• [WHAT YOU NEED TO DO] Can you give all the records again without altering a single character?

((

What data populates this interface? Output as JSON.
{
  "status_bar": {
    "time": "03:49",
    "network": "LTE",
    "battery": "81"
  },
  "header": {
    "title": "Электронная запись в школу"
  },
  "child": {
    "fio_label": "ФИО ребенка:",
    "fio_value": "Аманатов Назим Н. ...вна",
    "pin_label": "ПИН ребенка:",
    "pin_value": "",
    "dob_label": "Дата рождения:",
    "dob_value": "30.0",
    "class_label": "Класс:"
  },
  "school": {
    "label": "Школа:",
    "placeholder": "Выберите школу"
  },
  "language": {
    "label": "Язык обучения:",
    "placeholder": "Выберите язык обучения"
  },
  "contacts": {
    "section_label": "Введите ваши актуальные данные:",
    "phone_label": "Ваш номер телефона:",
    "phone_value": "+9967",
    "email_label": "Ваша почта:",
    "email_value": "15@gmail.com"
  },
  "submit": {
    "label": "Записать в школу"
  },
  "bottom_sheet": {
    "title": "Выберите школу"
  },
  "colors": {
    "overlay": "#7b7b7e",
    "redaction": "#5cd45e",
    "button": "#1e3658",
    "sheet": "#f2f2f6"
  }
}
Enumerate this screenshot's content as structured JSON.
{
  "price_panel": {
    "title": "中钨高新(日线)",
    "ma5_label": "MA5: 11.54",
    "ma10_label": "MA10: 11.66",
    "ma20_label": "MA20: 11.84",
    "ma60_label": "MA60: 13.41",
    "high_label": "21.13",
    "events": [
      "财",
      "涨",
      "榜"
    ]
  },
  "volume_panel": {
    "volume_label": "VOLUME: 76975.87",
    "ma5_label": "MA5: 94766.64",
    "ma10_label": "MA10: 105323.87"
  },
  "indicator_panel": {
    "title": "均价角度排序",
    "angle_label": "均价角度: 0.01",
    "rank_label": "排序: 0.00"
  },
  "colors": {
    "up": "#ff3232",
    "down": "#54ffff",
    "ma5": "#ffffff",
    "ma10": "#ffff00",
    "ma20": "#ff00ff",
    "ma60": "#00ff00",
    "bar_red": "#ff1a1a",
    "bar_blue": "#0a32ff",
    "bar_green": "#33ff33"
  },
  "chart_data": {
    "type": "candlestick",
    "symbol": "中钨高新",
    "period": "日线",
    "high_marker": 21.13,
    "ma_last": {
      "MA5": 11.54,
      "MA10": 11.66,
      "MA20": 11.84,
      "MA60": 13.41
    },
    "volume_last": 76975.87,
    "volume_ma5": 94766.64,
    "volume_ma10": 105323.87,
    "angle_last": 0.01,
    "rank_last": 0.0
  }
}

))

• [PROBLEM SOLUTION]
What data populates this interface? Output as JSON.
{
  "status_bar": {
    "time": "03:49",
    "network": "LTE",
    "battery": "81"
  },
  "header": {
    "title": "Электронная запись в школу"
  },
  "child": {
    "fio_label": "ФИО ребенка:",
    "fio_value": "Аманатов Назим Н. ...вна",
    "pin_label": "ПИН ребенка:",
    "pin_value": "",
    "dob_label": "Дата рождения:",
    "dob_value": "30.0",
    "class_label": "Класс:"
  },
  "school": {
    "label": "Школа:",
    "placeholder": "Выберите школу"
  },
  "language": {
    "label": "Язык обучения:",
    "placeholder": "Выберите язык обучения"
  },
  "contacts": {
    "section_label": "Введите ваши актуальные данные:",
    "phone_label": "Ваш номер телефона:",
    "phone_value": "+9967",
    "email_label": "Ваша почта:",
    "email_value": "15@gmail.com"
  },
  "submit": {
    "label": "Записать в школу"
  },
  "bottom_sheet": {
    "title": "Выберите школу"
  },
  "colors": {
    "overlay": "#7b7b7e",
    "redaction": "#5cd45e",
    "button": "#1e3658",
    "sheet": "#f2f2f6"
  }
}
Enumerate this screenshot's content as structured JSON.
{
  "price_panel": {
    "title": "中钨高新(日线)",
    "ma5_label": "MA5: 11.54",
    "ma10_label": "MA10: 11.66",
    "ma20_label": "MA20: 11.84",
    "ma60_label": "MA60: 13.41",
    "high_label": "21.13",
    "events": [
      "财",
      "涨",
      "榜"
    ]
  },
  "volume_panel": {
    "volume_label": "VOLUME: 76975.87",
    "ma5_label": "MA5: 94766.64",
    "ma10_label": "MA10: 105323.87"
  },
  "indicator_panel": {
    "title": "均价角度排序",
    "angle_label": "均价角度: 0.01",
    "rank_label": "排序: 0.00"
  },
  "colors": {
    "up": "#ff3232",
    "down": "#54ffff",
    "ma5": "#ffffff",
    "ma10": "#ffff00",
    "ma20": "#ff00ff",
    "ma60": "#00ff00",
    "bar_red": "#ff1a1a",
    "bar_blue": "#0a32ff",
    "bar_green": "#33ff33"
  },
  "chart_data": {
    "type": "candlestick",
    "symbol": "中钨高新",
    "period": "日线",
    "high_marker": 21.13,
    "ma_last": {
      "MA5": 11.54,
      "MA10": 11.66,
      "MA20": 11.84,
      "MA60": 13.41
    },
    "volume_last": 76975.87,
    "volume_ma5": 94766.64,
    "volume_ma10": 105323.87,
    "angle_last": 0.01,
    "rank_last": 0.0
  }
}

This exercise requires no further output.